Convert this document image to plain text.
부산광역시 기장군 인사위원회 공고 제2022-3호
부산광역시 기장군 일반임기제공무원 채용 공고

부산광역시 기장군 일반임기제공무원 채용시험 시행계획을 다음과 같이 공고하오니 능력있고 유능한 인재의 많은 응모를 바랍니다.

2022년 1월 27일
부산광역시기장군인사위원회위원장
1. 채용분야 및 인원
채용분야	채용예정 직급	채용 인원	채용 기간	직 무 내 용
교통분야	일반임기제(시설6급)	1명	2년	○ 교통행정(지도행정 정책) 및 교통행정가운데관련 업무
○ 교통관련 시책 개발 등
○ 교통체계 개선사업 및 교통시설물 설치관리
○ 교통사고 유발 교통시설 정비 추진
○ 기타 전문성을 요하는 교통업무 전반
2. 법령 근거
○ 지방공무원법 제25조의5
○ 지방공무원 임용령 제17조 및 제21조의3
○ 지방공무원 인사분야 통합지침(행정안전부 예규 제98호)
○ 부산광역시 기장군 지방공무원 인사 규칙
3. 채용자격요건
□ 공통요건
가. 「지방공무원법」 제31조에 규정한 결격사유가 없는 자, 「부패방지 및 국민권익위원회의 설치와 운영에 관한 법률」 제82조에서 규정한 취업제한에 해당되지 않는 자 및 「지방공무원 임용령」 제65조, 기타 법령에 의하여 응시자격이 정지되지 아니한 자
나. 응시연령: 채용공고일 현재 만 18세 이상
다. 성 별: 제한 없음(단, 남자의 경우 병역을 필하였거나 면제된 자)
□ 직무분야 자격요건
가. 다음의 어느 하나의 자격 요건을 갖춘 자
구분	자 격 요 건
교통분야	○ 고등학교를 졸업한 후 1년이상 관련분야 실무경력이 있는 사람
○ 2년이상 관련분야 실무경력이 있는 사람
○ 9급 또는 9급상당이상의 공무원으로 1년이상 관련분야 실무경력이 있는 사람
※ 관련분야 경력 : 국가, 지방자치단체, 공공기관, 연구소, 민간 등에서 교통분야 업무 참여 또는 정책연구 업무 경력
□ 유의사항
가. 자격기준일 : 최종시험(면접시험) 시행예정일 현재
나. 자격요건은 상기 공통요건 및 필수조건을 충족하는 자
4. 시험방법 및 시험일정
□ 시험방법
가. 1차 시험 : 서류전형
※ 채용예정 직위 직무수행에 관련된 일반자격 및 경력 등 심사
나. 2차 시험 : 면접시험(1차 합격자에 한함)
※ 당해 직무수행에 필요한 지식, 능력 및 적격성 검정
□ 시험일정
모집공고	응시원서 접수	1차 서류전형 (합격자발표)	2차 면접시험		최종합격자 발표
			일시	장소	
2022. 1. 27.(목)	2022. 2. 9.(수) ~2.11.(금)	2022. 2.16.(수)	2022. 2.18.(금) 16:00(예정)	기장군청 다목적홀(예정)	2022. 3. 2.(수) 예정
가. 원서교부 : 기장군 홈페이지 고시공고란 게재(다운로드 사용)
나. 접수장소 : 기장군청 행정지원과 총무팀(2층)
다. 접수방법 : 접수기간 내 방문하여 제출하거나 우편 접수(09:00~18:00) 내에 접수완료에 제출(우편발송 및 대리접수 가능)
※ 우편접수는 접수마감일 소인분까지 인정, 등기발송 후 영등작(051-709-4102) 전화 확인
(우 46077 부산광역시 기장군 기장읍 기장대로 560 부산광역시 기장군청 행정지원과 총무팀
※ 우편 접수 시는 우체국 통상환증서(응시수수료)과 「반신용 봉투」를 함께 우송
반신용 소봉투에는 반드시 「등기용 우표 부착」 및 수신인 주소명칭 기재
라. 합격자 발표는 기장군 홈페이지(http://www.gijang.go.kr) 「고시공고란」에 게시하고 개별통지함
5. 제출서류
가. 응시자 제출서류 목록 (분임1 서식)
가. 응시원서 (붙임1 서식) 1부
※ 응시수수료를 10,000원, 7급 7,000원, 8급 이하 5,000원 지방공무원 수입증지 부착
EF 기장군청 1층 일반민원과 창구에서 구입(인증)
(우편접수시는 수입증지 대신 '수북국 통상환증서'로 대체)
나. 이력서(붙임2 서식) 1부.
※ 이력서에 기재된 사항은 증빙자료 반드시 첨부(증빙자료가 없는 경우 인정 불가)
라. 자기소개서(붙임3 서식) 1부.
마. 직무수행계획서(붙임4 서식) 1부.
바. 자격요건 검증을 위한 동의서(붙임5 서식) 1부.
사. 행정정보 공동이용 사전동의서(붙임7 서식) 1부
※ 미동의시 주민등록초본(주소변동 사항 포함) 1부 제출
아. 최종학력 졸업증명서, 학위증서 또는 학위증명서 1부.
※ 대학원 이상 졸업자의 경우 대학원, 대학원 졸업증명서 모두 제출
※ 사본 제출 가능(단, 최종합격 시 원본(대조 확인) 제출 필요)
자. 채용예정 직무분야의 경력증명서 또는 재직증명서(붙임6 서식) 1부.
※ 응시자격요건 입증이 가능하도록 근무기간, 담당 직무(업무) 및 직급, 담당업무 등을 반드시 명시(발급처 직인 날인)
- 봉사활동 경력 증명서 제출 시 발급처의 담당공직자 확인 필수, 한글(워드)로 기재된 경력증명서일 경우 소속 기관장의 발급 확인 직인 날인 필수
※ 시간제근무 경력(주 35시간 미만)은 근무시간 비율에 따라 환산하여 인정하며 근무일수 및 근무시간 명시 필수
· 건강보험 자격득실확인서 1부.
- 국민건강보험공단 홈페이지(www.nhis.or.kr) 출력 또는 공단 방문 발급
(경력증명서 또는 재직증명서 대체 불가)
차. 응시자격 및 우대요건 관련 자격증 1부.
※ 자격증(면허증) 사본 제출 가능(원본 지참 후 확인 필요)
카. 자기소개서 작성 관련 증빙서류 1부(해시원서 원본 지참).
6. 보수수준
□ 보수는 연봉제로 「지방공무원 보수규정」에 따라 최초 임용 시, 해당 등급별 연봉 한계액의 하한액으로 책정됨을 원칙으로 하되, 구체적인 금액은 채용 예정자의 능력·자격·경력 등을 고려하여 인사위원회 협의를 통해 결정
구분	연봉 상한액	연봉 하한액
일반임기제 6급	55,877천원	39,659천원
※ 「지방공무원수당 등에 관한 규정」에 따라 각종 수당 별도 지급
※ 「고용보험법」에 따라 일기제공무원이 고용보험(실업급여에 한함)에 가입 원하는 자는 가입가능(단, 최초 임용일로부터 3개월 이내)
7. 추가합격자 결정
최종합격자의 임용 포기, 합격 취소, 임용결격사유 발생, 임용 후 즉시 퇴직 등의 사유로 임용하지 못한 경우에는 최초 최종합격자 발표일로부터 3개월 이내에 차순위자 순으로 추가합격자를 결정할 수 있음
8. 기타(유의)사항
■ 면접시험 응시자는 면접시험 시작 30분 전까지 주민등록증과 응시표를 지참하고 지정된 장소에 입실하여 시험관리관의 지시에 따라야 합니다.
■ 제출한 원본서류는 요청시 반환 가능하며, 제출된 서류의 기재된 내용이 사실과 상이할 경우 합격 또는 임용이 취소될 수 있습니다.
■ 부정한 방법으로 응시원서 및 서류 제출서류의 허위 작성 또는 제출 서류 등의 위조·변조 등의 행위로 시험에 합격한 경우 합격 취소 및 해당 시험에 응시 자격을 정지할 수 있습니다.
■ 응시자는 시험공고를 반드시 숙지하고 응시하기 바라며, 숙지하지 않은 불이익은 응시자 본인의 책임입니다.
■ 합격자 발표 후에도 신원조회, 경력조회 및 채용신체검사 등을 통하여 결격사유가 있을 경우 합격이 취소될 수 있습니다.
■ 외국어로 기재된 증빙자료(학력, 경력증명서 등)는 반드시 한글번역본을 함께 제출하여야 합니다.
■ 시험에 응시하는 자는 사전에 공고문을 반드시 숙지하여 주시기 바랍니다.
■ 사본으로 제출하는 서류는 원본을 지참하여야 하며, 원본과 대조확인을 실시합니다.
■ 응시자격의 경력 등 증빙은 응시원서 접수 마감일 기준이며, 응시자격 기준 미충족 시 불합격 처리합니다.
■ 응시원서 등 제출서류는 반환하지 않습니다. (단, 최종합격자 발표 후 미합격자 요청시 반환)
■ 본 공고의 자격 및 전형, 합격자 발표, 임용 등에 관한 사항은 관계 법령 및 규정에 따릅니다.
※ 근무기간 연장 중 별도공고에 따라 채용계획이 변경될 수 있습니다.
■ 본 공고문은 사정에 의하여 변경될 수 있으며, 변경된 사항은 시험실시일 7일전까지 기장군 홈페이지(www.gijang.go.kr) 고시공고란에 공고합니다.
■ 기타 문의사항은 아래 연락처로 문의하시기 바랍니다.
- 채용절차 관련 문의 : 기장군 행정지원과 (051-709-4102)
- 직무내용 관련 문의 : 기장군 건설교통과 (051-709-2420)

* [Stated task]: Establish how many lines of the material above hold the word "수입증지". Nothing but the count should be returned.

* [Written response]: 2